## Aim of the task
Find all the lines with "ncell" and gather them.

══ Input

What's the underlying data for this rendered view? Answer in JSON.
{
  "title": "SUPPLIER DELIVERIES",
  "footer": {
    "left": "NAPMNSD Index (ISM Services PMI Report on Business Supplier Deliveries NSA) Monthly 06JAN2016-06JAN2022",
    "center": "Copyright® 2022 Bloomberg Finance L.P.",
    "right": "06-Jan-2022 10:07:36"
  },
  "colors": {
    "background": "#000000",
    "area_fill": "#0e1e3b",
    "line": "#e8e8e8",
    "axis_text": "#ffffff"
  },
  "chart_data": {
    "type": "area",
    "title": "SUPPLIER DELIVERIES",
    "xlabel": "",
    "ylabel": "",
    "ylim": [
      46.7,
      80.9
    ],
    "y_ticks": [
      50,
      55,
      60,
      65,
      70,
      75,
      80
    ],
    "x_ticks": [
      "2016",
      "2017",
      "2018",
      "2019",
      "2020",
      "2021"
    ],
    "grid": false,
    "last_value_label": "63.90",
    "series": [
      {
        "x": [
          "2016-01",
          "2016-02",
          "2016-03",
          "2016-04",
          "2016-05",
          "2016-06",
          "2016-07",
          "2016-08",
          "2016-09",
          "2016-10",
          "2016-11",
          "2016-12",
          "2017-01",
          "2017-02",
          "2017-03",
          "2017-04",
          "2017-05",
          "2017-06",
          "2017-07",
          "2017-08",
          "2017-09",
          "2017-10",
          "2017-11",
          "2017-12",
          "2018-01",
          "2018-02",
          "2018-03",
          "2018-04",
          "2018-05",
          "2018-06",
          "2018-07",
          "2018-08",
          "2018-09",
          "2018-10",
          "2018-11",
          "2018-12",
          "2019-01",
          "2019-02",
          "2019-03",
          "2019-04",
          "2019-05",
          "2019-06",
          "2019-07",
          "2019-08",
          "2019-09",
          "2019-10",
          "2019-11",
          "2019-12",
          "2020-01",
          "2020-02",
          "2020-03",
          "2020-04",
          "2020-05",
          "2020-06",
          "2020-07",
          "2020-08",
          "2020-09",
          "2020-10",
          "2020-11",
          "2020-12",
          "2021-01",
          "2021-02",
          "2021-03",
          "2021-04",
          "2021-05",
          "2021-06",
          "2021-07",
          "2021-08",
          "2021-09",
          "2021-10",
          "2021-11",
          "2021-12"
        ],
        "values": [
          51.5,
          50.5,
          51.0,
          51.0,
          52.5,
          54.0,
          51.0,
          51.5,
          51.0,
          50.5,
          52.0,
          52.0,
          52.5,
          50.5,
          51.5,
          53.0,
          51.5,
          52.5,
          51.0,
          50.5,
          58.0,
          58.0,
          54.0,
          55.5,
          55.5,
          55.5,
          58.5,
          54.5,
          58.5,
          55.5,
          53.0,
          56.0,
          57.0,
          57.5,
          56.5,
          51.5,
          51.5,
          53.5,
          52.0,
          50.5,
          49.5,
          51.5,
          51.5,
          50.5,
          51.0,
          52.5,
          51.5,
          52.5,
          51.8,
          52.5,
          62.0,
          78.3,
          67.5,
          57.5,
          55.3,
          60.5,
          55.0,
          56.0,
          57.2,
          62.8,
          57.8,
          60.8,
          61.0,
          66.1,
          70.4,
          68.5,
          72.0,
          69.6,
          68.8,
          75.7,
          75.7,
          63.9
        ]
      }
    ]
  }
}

════
══ Input

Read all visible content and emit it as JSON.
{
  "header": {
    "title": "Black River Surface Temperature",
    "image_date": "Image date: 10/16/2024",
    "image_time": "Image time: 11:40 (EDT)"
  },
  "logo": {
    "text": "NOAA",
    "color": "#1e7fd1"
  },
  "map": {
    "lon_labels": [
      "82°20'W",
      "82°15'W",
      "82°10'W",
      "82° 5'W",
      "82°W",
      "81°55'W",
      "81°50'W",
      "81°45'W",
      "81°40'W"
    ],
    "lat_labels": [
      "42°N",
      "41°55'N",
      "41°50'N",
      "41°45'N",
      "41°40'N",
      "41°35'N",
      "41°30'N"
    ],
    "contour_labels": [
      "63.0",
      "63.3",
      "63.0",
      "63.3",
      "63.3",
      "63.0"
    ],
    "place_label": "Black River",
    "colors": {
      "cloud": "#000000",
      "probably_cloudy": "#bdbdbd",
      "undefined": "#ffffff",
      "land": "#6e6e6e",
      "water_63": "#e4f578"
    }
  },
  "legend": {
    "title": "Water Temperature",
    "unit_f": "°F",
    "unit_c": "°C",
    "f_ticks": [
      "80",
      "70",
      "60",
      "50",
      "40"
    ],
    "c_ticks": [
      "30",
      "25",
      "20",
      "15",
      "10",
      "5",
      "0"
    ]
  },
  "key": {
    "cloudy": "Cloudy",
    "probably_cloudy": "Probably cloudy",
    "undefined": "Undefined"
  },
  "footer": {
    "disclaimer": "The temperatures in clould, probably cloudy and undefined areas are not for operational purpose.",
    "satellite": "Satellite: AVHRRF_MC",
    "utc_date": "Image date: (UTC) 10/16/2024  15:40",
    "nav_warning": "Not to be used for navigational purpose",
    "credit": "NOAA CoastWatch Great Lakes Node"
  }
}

════
══ Input

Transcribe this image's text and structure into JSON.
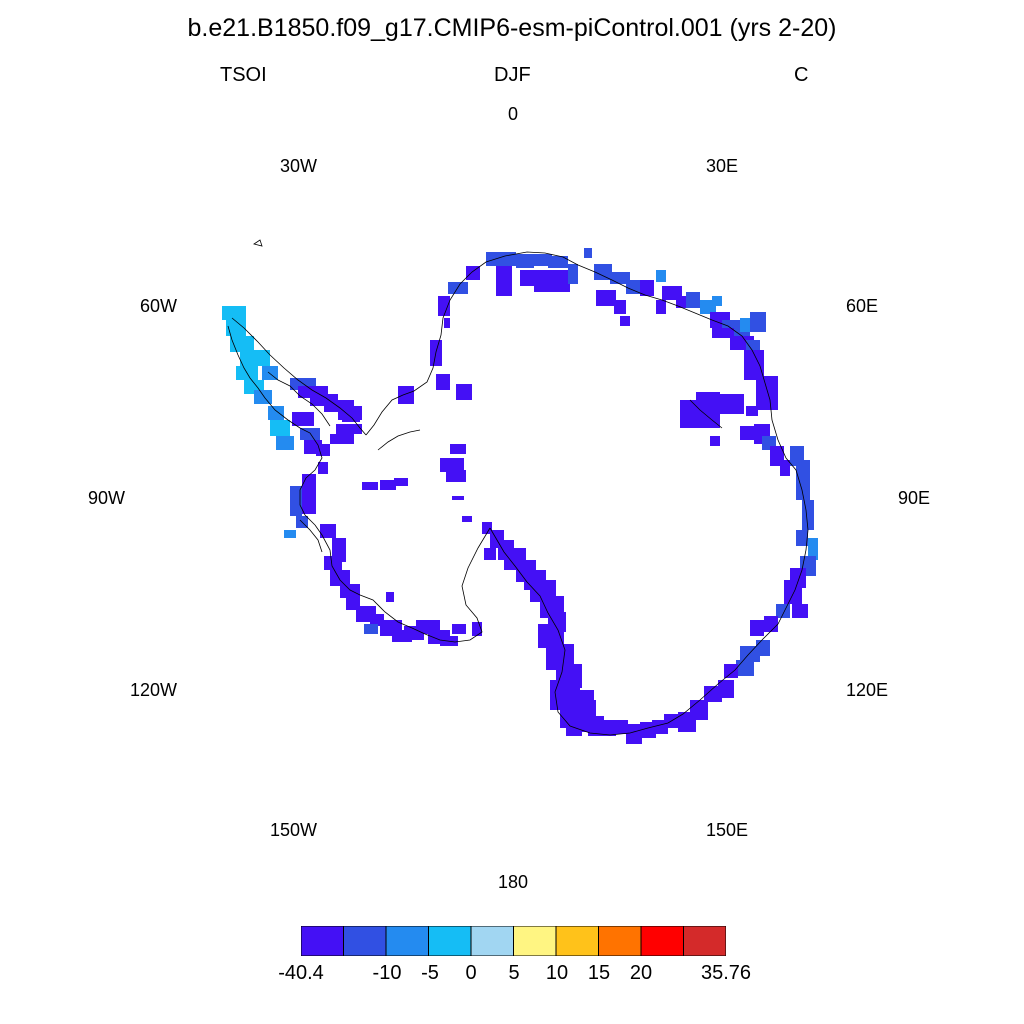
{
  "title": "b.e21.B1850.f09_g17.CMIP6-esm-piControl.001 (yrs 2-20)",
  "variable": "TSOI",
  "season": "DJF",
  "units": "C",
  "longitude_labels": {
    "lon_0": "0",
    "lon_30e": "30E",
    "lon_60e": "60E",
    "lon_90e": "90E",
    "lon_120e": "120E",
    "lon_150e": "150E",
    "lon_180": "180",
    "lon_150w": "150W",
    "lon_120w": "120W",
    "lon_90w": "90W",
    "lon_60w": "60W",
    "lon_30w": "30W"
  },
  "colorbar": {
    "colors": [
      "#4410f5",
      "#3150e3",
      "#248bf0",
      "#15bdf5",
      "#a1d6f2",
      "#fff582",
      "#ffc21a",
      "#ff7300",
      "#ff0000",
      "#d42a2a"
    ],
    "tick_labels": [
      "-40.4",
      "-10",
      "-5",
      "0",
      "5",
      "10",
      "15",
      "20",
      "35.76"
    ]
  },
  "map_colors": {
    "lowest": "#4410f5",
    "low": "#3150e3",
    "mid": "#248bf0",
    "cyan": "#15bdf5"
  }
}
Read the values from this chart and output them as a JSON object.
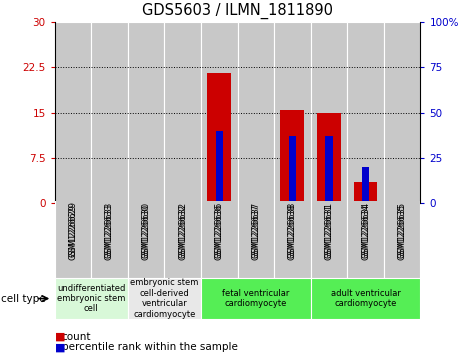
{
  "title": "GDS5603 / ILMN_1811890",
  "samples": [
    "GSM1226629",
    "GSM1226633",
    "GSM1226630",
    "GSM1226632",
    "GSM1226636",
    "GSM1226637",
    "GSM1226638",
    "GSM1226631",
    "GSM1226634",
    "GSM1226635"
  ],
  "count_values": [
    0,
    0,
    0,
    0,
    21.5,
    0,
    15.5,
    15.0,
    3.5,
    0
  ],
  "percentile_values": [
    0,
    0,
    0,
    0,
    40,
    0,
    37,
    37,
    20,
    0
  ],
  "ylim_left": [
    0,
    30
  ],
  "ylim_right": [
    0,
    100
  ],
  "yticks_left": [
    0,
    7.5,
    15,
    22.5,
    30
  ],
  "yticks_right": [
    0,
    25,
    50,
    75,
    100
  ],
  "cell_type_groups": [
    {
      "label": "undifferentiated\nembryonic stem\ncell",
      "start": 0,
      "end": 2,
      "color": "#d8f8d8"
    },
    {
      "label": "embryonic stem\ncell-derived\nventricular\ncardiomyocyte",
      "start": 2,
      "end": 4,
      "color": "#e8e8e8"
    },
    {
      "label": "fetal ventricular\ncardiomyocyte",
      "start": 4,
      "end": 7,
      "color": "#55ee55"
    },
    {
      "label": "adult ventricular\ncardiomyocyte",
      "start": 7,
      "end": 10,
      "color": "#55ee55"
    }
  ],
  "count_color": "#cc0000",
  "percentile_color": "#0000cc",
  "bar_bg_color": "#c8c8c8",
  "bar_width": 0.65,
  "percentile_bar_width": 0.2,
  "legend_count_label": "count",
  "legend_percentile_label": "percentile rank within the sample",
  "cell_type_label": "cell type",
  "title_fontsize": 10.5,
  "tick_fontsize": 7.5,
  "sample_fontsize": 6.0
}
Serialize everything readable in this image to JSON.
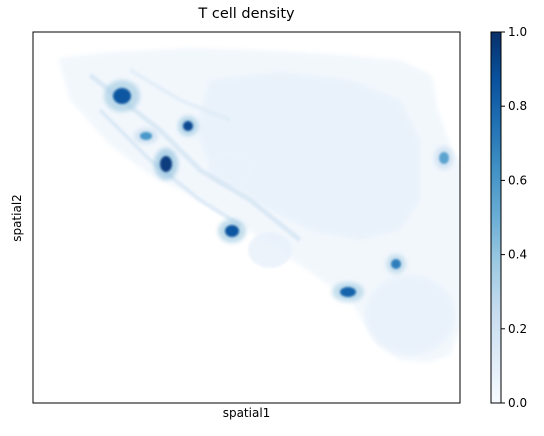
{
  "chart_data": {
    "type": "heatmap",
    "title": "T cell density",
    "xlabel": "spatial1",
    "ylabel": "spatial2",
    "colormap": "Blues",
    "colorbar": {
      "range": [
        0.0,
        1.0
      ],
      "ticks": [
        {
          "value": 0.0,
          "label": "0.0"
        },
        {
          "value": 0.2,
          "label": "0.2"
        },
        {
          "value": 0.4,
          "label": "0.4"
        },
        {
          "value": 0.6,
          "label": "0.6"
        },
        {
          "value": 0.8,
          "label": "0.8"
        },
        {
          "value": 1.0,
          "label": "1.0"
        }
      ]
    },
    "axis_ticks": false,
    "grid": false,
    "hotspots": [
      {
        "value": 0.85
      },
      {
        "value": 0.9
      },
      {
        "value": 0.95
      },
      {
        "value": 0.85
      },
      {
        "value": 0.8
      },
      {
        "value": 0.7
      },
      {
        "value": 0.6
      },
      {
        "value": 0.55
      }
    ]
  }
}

════

## Answer in full
      "label": "undifferentiated\nembryonic stem\ncell",
      "label": "embryonic stem\ncell-derived\nventricular\ncardiomyocyte",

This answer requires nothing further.